GOAL OF THE EXERCISE ▸
Please write out the material that follows, exactly as it stands.

Items from a dataset ▸
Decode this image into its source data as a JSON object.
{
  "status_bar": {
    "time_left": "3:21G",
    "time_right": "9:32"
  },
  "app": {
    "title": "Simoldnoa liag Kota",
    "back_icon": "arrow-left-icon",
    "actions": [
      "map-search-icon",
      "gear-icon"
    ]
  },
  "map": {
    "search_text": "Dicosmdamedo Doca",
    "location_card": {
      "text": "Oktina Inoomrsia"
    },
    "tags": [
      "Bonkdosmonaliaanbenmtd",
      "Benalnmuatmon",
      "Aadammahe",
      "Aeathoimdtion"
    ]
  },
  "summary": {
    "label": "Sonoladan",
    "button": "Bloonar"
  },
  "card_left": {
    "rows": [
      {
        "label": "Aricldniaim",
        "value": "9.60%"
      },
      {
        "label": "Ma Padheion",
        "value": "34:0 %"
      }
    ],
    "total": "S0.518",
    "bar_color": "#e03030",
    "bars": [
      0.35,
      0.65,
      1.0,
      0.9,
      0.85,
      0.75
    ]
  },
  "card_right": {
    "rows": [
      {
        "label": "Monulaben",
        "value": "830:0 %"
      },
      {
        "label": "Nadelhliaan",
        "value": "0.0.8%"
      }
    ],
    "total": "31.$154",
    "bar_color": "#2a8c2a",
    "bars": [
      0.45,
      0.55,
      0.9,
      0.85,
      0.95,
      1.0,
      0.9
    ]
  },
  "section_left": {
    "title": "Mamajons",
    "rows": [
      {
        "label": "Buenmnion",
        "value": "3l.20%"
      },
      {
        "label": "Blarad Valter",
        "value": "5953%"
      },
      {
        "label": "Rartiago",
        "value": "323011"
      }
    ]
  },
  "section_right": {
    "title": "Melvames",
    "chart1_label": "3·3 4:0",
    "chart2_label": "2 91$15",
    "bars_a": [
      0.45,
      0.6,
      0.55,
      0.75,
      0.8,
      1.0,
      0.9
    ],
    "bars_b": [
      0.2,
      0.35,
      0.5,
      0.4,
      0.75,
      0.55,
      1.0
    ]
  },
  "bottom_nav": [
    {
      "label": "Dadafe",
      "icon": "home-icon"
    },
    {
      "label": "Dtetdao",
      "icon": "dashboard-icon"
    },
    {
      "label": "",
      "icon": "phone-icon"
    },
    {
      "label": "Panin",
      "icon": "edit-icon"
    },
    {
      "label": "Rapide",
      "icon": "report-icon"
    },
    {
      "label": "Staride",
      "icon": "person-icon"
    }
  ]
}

EXPECTED ANSWER ▸
Decode this image into its source data as a JSON object.
{
  "status_bar": {
    "time_left": "3:21G",
    "time_right": "9:32"
  },
  "app": {
    "title": "Simoldnoa liag Kota",
    "back_icon": "arrow-left-icon",
    "actions": [
      "map-search-icon",
      "gear-icon"
    ]
  },
  "map": {
    "search_text": "Dicosmdamedo Doca",
    "location_card": {
      "text": "Oktina Inoomrsia"
    },
    "tags": [
      "Bonkdosmonaliaanbenmtd",
      "Benalnmuatmon",
      "Aadammahe",
      "Aeathoimdtion"
    ]
  },
  "summary": {
    "label": "Sonoladan",
    "button": "Bloonar"
  },
  "card_left": {
    "rows": [
      {
        "label": "Aricldniaim",
        "value": "9.60%"
      },
      {
        "label": "Ma Padheion",
        "value": "34:0 %"
      }
    ],
    "total": "S0.518",
    "bar_color": "#e03030",
    "bars": [
      0.35,
      0.65,
      1.0,
      0.9,
      0.85,
      0.75
    ]
  },
  "card_right": {
    "rows": [
      {
        "label": "Monulaben",
        "value": "830:0 %"
      },
      {
        "label": "Nadelhliaan",
        "value": "0.0.8%"
      }
    ],
    "total": "31.$154",
    "bar_color": "#2a8c2a",
    "bars": [
      0.45,
      0.55,
      0.9,
      0.85,
      0.95,
      1.0,
      0.9
    ]
  },
  "section_left": {
    "title": "Mamajons",
    "rows": [
      {
        "label": "Buenmnion",
        "value": "3l.20%"
      },
      {
        "label": "Blarad Valter",
        "value": "5953%"
      },
      {
        "label": "Rartiago",
        "value": "323011"
      }
    ]
  },
  "section_right": {
    "title": "Melvames",
    "chart1_label": "3·3 4:0",
    "chart2_label": "2 91$15",
    "bars_a": [
      0.45,
      0.6,
      0.55,
      0.75,
      0.8,
      1.0,
      0.9
    ],
    "bars_b": [
      0.2,
      0.35,
      0.5,
      0.4,
      0.75,
      0.55,
      1.0
    ]
  },
  "bottom_nav": [
    {
      "label": "Dadafe",
      "icon": "home-icon"
    },
    {
      "label": "Dtetdao",
      "icon": "dashboard-icon"
    },
    {
      "label": "",
      "icon": "phone-icon"
    },
    {
      "label": "Panin",
      "icon": "edit-icon"
    },
    {
      "label": "Rapide",
      "icon": "report-icon"
    },
    {
      "label": "Staride",
      "icon": "person-icon"
    }
  ]
}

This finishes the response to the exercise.